Where the word "party" occurs in a line, return that line.

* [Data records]
--- --- ---

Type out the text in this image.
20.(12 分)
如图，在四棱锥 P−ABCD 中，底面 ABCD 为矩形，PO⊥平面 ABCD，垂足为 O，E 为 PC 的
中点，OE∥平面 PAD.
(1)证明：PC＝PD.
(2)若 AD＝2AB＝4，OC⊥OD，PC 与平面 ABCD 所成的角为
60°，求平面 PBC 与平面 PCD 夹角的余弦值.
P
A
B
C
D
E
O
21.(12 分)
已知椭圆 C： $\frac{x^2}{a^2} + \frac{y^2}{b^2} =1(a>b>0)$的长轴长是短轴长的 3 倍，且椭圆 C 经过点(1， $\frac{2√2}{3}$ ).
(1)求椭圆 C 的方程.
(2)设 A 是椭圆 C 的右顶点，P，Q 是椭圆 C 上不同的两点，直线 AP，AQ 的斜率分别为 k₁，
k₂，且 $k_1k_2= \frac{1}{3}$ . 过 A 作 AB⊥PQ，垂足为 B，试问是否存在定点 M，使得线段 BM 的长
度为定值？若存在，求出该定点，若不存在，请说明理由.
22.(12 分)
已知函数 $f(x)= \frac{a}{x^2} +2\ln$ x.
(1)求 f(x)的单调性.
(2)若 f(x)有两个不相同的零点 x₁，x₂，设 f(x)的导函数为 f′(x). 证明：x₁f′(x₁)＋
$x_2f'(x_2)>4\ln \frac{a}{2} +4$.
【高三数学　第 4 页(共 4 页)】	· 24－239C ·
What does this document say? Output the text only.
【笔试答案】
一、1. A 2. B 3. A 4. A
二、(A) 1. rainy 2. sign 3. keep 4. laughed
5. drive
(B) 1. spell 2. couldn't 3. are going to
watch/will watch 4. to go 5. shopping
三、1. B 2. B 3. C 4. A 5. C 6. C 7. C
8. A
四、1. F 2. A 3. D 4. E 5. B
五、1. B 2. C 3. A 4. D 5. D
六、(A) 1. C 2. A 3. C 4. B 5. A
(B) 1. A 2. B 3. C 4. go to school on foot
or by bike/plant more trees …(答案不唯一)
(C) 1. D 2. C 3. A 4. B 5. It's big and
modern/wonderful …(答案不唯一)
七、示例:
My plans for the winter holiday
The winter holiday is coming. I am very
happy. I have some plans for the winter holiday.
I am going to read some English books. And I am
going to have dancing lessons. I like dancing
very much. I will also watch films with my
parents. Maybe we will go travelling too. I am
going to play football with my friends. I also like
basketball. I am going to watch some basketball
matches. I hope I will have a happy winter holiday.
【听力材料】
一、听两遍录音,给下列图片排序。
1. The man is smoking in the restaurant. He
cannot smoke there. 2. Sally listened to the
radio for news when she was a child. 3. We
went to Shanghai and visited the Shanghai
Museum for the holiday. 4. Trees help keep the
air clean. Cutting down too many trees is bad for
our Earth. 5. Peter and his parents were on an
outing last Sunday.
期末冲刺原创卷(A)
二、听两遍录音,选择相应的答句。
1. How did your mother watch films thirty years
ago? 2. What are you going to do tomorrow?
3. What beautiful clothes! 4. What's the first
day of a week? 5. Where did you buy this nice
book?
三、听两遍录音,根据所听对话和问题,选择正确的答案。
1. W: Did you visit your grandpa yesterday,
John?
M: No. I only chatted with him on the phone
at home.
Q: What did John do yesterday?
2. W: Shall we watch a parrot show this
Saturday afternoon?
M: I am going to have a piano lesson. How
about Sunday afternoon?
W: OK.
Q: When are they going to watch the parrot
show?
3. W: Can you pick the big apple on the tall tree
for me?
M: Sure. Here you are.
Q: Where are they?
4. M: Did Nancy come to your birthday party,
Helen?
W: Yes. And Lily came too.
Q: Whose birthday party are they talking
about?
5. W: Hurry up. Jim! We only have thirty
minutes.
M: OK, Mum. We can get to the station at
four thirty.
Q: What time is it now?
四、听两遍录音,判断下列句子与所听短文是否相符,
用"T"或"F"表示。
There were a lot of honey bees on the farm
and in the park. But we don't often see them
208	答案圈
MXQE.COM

--- --- ---

* [COMPLETE ANSWER]
4. M: Did Nancy come to your birthday party,
Q: Whose birthday party are they talking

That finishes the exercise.